WHAT TO WORK ON |
Which lines hold the word "Rotate"? Show each of them.

EXERCISE DATA |

-- BEGIN --

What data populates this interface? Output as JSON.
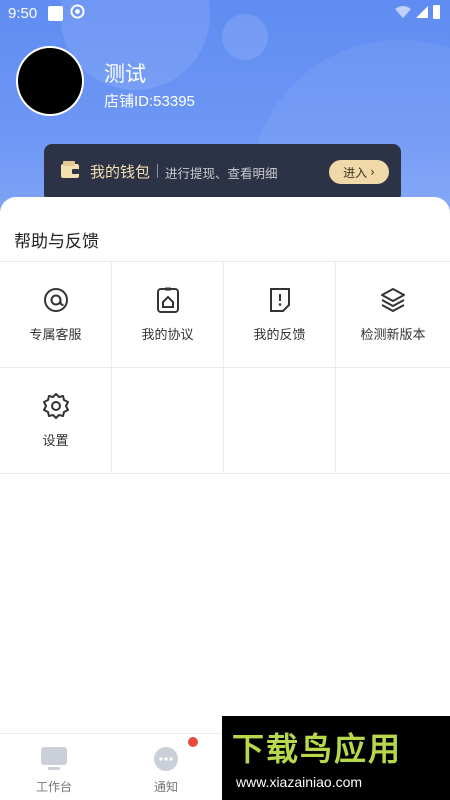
{
  "status_bar": {
    "time": "9:50"
  },
  "profile": {
    "name": "测试",
    "shop_id": "店铺ID:53395"
  },
  "wallet": {
    "title": "我的钱包",
    "subtitle": "进行提现、查看明细",
    "enter_label": "进入",
    "enter_chevron": "›"
  },
  "help": {
    "title": "帮助与反馈",
    "items": [
      {
        "label": "专属客服",
        "icon": "at-icon"
      },
      {
        "label": "我的协议",
        "icon": "agreement-icon"
      },
      {
        "label": "我的反馈",
        "icon": "feedback-icon"
      },
      {
        "label": "检测新版本",
        "icon": "layers-icon"
      },
      {
        "label": "设置",
        "icon": "gear-icon"
      }
    ]
  },
  "tabbar": {
    "items": [
      {
        "label": "工作台",
        "icon": "monitor-icon"
      },
      {
        "label": "通知",
        "icon": "chat-bubble-icon"
      }
    ]
  },
  "watermark": {
    "title": "下载鸟应用",
    "url": "www.xiazainiao.com"
  },
  "colors": {
    "header": "#6f98f5",
    "wallet_bg": "#2d3346",
    "wallet_accent": "#f3dfb0",
    "badge": "#e64b3c"
  }
}
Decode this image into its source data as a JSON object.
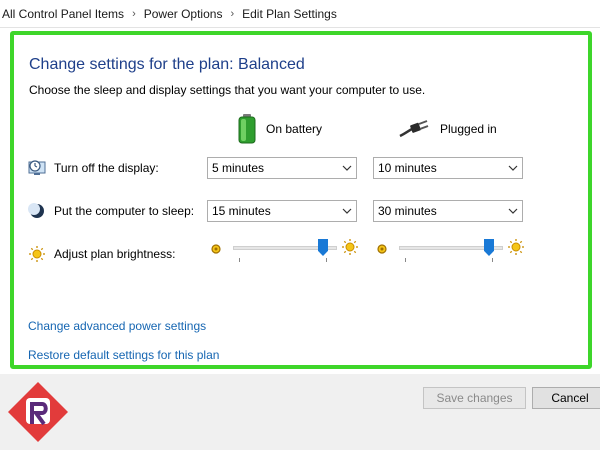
{
  "breadcrumb": [
    "All Control Panel Items",
    "Power Options",
    "Edit Plan Settings"
  ],
  "plan": {
    "title": "Change settings for the plan: Balanced",
    "subtitle": "Choose the sleep and display settings that you want your computer to use."
  },
  "columns": {
    "battery": "On battery",
    "plugged": "Plugged in"
  },
  "rows": {
    "display": {
      "label": "Turn off the display:",
      "battery": "5 minutes",
      "plugged": "10 minutes"
    },
    "sleep": {
      "label": "Put the computer to sleep:",
      "battery": "15 minutes",
      "plugged": "30 minutes"
    },
    "brightness": {
      "label": "Adjust plan brightness:",
      "battery_level": 0.9,
      "plugged_level": 0.9
    }
  },
  "links": {
    "advanced": "Change advanced power settings",
    "restore": "Restore default settings for this plan"
  },
  "buttons": {
    "save": "Save changes",
    "cancel": "Cancel"
  },
  "colors": {
    "highlight": "#3ed62a",
    "title": "#1e3f8a",
    "link": "#1666b2",
    "slider_thumb": "#1979d6",
    "logo_red": "#e23b3b"
  },
  "icons": {
    "display": "monitor-clock-icon",
    "sleep": "moon-icon",
    "brightness": "sun-icon",
    "battery": "battery-icon",
    "plugged": "power-plug-icon"
  }
}
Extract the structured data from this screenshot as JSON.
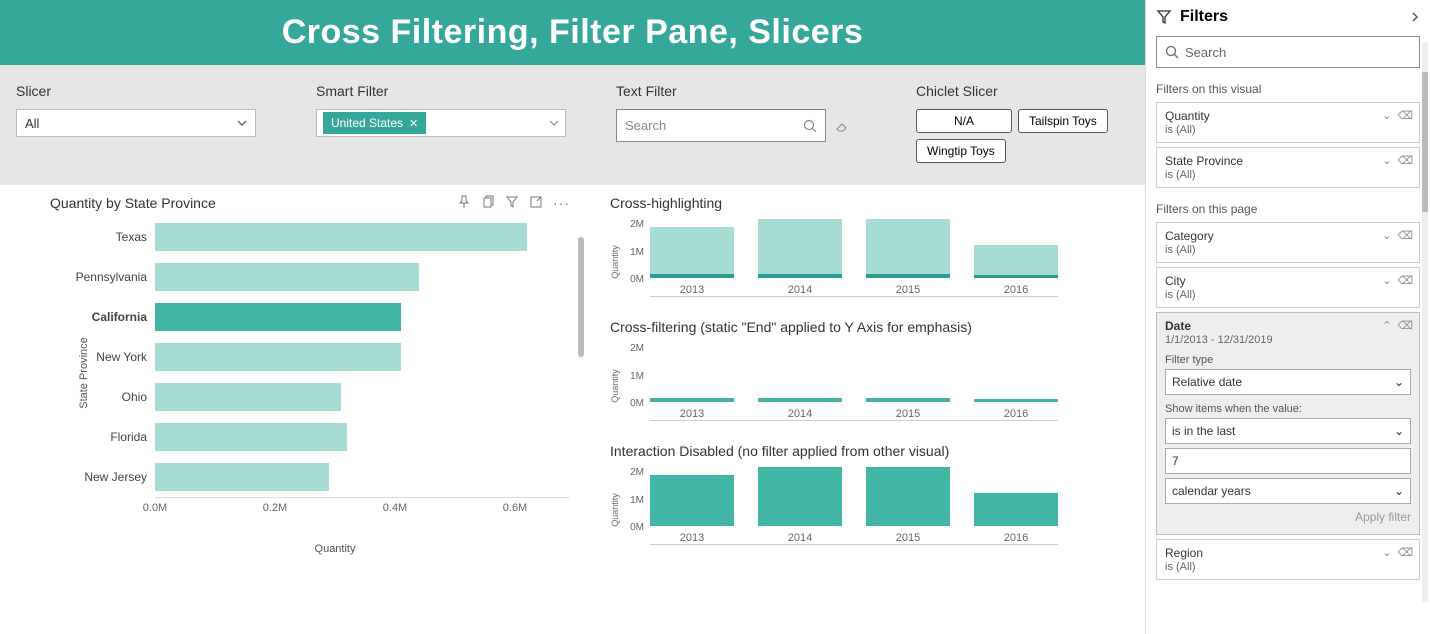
{
  "header": {
    "title": "Cross Filtering, Filter Pane, Slicers"
  },
  "controls": {
    "slicer": {
      "label": "Slicer",
      "value": "All"
    },
    "smart": {
      "label": "Smart Filter",
      "tag": "United States"
    },
    "text": {
      "label": "Text Filter",
      "placeholder": "Search"
    },
    "chiclet": {
      "label": "Chiclet Slicer",
      "items": [
        "N/A",
        "Tailspin Toys",
        "Wingtip Toys"
      ]
    }
  },
  "main_chart": {
    "title": "Quantity by State Province",
    "xlabel": "Quantity",
    "ylabel": "State Province",
    "ticks": [
      "0.0M",
      "0.2M",
      "0.4M",
      "0.6M"
    ]
  },
  "mini": {
    "t1": "Cross-highlighting",
    "t2": "Cross-filtering (static \"End\" applied to Y Axis for emphasis)",
    "t3": "Interaction Disabled (no filter applied from other visual)",
    "yticks": [
      "2M",
      "1M",
      "0M"
    ],
    "ylabel": "Quantity"
  },
  "filters": {
    "title": "Filters",
    "search": "Search",
    "sec_visual": "Filters on this visual",
    "sec_page": "Filters on this page",
    "visual": [
      {
        "name": "Quantity",
        "sub": "is (All)"
      },
      {
        "name": "State Province",
        "sub": "is (All)"
      }
    ],
    "page": [
      {
        "name": "Category",
        "sub": "is (All)"
      },
      {
        "name": "City",
        "sub": "is (All)"
      }
    ],
    "date": {
      "name": "Date",
      "sub": "1/1/2013 - 12/31/2019",
      "ft_label": "Filter type",
      "ft_value": "Relative date",
      "show_label": "Show items when the value:",
      "rel": "is in the last",
      "num": "7",
      "unit": "calendar years",
      "apply": "Apply filter"
    },
    "region": {
      "name": "Region",
      "sub": "is (All)"
    }
  },
  "chart_data": [
    {
      "type": "bar",
      "orientation": "horizontal",
      "title": "Quantity by State Province",
      "xlabel": "Quantity",
      "ylabel": "State Province",
      "xlim": [
        0,
        0.65
      ],
      "xunit": "M",
      "categories": [
        "Texas",
        "Pennsylvania",
        "California",
        "New York",
        "Ohio",
        "Florida",
        "New Jersey"
      ],
      "values": [
        0.62,
        0.44,
        0.41,
        0.41,
        0.31,
        0.32,
        0.29
      ],
      "highlighted": "California"
    },
    {
      "type": "bar",
      "title": "Cross-highlighting",
      "ylabel": "Quantity",
      "ylim": [
        0,
        2.5
      ],
      "yunit": "M",
      "categories": [
        "2013",
        "2014",
        "2015",
        "2016"
      ],
      "series": [
        {
          "name": "total",
          "values": [
            2.0,
            2.3,
            2.3,
            1.3
          ]
        },
        {
          "name": "highlighted",
          "values": [
            0.15,
            0.17,
            0.17,
            0.1
          ]
        }
      ]
    },
    {
      "type": "bar",
      "title": "Cross-filtering (static \"End\" applied to Y Axis for emphasis)",
      "ylabel": "Quantity",
      "ylim": [
        0,
        2.5
      ],
      "yunit": "M",
      "categories": [
        "2013",
        "2014",
        "2015",
        "2016"
      ],
      "values": [
        0.15,
        0.17,
        0.17,
        0.1
      ]
    },
    {
      "type": "bar",
      "title": "Interaction Disabled (no filter applied from other visual)",
      "ylabel": "Quantity",
      "ylim": [
        0,
        2.5
      ],
      "yunit": "M",
      "categories": [
        "2013",
        "2014",
        "2015",
        "2016"
      ],
      "values": [
        2.0,
        2.3,
        2.3,
        1.3
      ]
    }
  ]
}
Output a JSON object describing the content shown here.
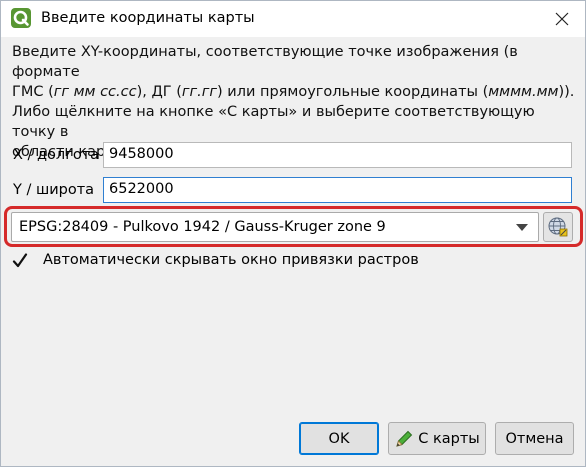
{
  "window": {
    "title": "Введите координаты карты",
    "app_icon": "qgis-icon",
    "close_icon": "close-icon"
  },
  "description": {
    "line1": "Введите XY-координаты, соответствующие точке изображения (в формате",
    "line2_pre": "ГМС (",
    "line2_dms": "гг мм сс.сс",
    "line2_mid": "), ДГ (",
    "line2_dd": "гг.гг",
    "line2_post": ") или прямоугольные координаты (",
    "line2_proj": "мммм.мм",
    "line2_end": ")).",
    "line3": "Либо щёлкните на кнопке «С карты» и выберите соответствующую точку в",
    "line4": "области карты QGIS."
  },
  "fields": {
    "x_label": "X / долгота",
    "x_value": "9458000",
    "y_label": "Y / широта",
    "y_value": "6522000"
  },
  "crs": {
    "selected": "EPSG:28409 - Pulkovo 1942 / Gauss-Kruger zone 9",
    "button_icon": "globe-crs-icon",
    "highlight_color": "#d52a2a"
  },
  "options": {
    "auto_hide_label": "Автоматически скрывать окно привязки растров",
    "auto_hide_checked": true
  },
  "buttons": {
    "ok": "OK",
    "from_map": "С карты",
    "cancel": "Отмена"
  }
}
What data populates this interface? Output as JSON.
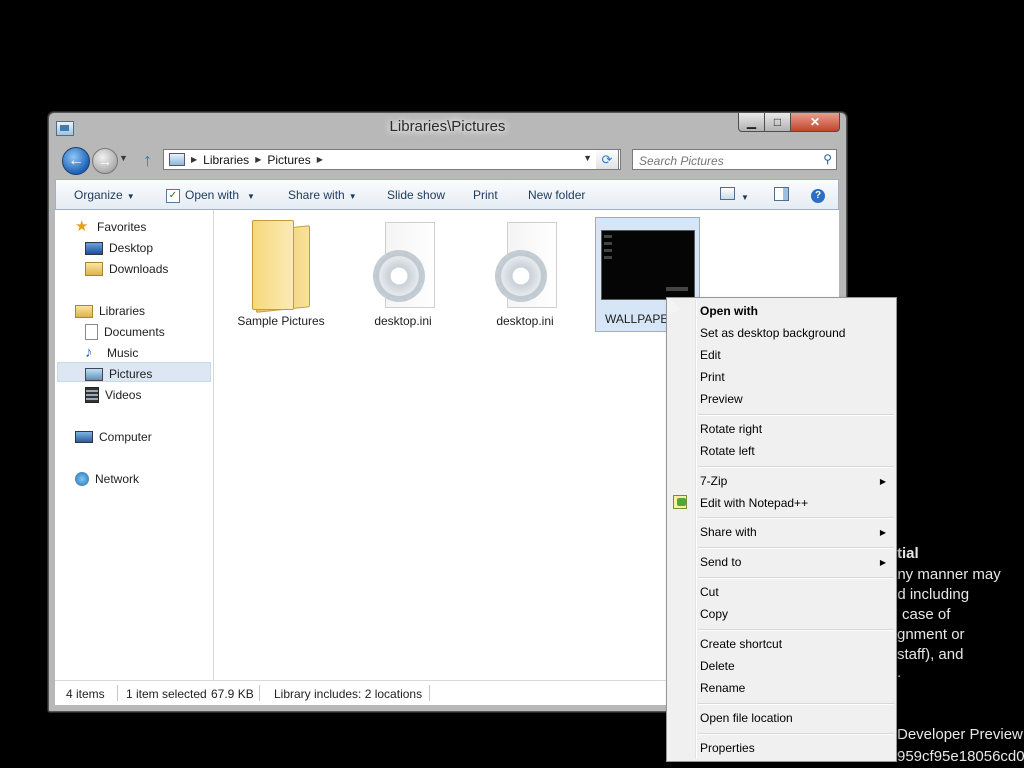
{
  "background_text": [
    {
      "text": "tial"
    },
    {
      "text": "any manner may"
    },
    {
      "text": "nd including"
    },
    {
      "text": "case of"
    },
    {
      "text": "gnment or"
    },
    {
      "text": "staff), and"
    },
    {
      "text": "."
    },
    {
      "text": "Developer Preview"
    },
    {
      "text": "959cf95e18056cd0"
    }
  ],
  "window": {
    "title": "Libraries\\Pictures",
    "caption": {
      "minimize": "▁",
      "maximize": "□",
      "close": "✕"
    }
  },
  "address": {
    "crumbs": [
      "Libraries",
      "Pictures"
    ],
    "separator": "▶"
  },
  "search": {
    "placeholder": "Search Pictures"
  },
  "toolbar": {
    "organize": "Organize",
    "open_with": "Open with",
    "share_with": "Share with",
    "slide_show": "Slide show",
    "print": "Print",
    "new_folder": "New folder"
  },
  "nav": {
    "favorites": "Favorites",
    "desktop": "Desktop",
    "downloads": "Downloads",
    "libraries": "Libraries",
    "documents": "Documents",
    "music": "Music",
    "pictures": "Pictures",
    "videos": "Videos",
    "computer": "Computer",
    "network": "Network"
  },
  "files": [
    {
      "name": "Sample Pictures",
      "icon": "folder-icon"
    },
    {
      "name": "desktop.ini",
      "icon": "settings-file-icon"
    },
    {
      "name": "desktop.ini",
      "icon": "settings-file-icon"
    },
    {
      "name": "WALLPAPER",
      "icon": "image-thumbnail"
    }
  ],
  "status": {
    "items": "4 items",
    "selected": "1 item selected",
    "size": "67.9 KB",
    "library": "Library includes: 2 locations"
  },
  "context_menu": {
    "open_with": "Open with",
    "set_bg": "Set as desktop background",
    "edit": "Edit",
    "print": "Print",
    "preview": "Preview",
    "rotate_right": "Rotate right",
    "rotate_left": "Rotate left",
    "zip": "7-Zip",
    "notepadpp": "Edit with Notepad++",
    "share_with": "Share with",
    "send_to": "Send to",
    "cut": "Cut",
    "copy": "Copy",
    "create_shortcut": "Create shortcut",
    "delete": "Delete",
    "rename": "Rename",
    "open_location": "Open file location",
    "properties": "Properties",
    "submenu_arrow": "▶"
  }
}
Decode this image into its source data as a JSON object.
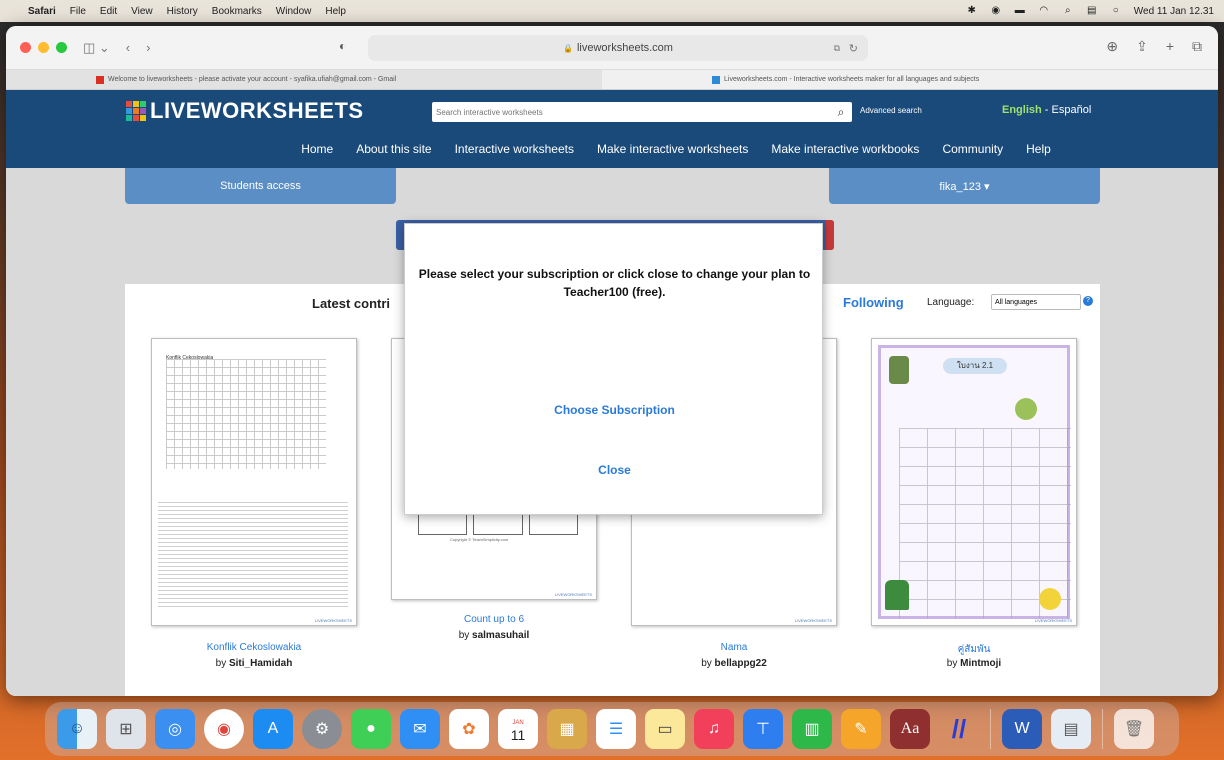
{
  "menubar": {
    "app": "Safari",
    "items": [
      "File",
      "Edit",
      "View",
      "History",
      "Bookmarks",
      "Window",
      "Help"
    ],
    "datetime": "Wed 11 Jan 12.31"
  },
  "browser": {
    "url": "liveworksheets.com",
    "tabs": [
      {
        "title": "Welcome to liveworksheets - please activate your account - syafika.ufiah@gmail.com - Gmail"
      },
      {
        "title": "Liveworksheets.com - Interactive worksheets maker for all languages and subjects"
      }
    ]
  },
  "site": {
    "logo": "LIVEWORKSHEETS",
    "search_placeholder": "Search interactive worksheets",
    "advanced_search": "Advanced search",
    "lang_en": "English",
    "lang_sep": " - ",
    "lang_es": "Español",
    "nav": [
      "Home",
      "About this site",
      "Interactive worksheets",
      "Make interactive worksheets",
      "Make interactive workbooks",
      "Community",
      "Help"
    ],
    "students_access": "Students access",
    "username": "fika_123 ▾"
  },
  "content": {
    "latest_label": "Latest contri",
    "follow_fragment": "k",
    "following": "Following",
    "language_label": "Language:",
    "language_value": "All languages",
    "worksheets": [
      {
        "title": "Konflik Cekoslowakia",
        "by": "by ",
        "author": "Siti_Hamidah"
      },
      {
        "title": "Count up to 6",
        "by": "by ",
        "author": "salmasuhail"
      },
      {
        "title": "Nama",
        "by": "by ",
        "author": "bellappg22"
      },
      {
        "title": "คู่สัมพัน",
        "by": "by ",
        "author": "Mintmoji"
      }
    ],
    "card_mark": "LIVEWORKSHEETS",
    "crossword_title": "Konflik Cekoslowakia",
    "count_copyright": "Copyright © TeachSimplicity.com",
    "thai_sheet_title": "ใบงาน 2.1"
  },
  "modal": {
    "message": "Please select your subscription or click close to change your plan to Teacher100 (free).",
    "choose": "Choose Subscription",
    "close": "Close"
  },
  "dock": {
    "apps": [
      "finder",
      "launchpad",
      "safari",
      "chrome",
      "app-store",
      "system-preferences",
      "messages",
      "mail",
      "photos",
      "calendar",
      "notes-yellow",
      "reminders",
      "notes",
      "music",
      "keynote",
      "numbers",
      "pages",
      "dictionary",
      "slash-app",
      "word",
      "preview",
      "trash"
    ],
    "calendar_day": "11",
    "calendar_month": "JAN",
    "dictionary_glyph": "Aa"
  },
  "colors": {
    "site_header": "#1a4a7a",
    "accent_link": "#2a7ad8",
    "tab_blue": "#5b8ec4",
    "lang_green": "#9fe36a"
  }
}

-- END --

RESPONSE TO THIS TASK |
    "rotate_right": "Rotate right",
    "rotate_left": "Rotate left",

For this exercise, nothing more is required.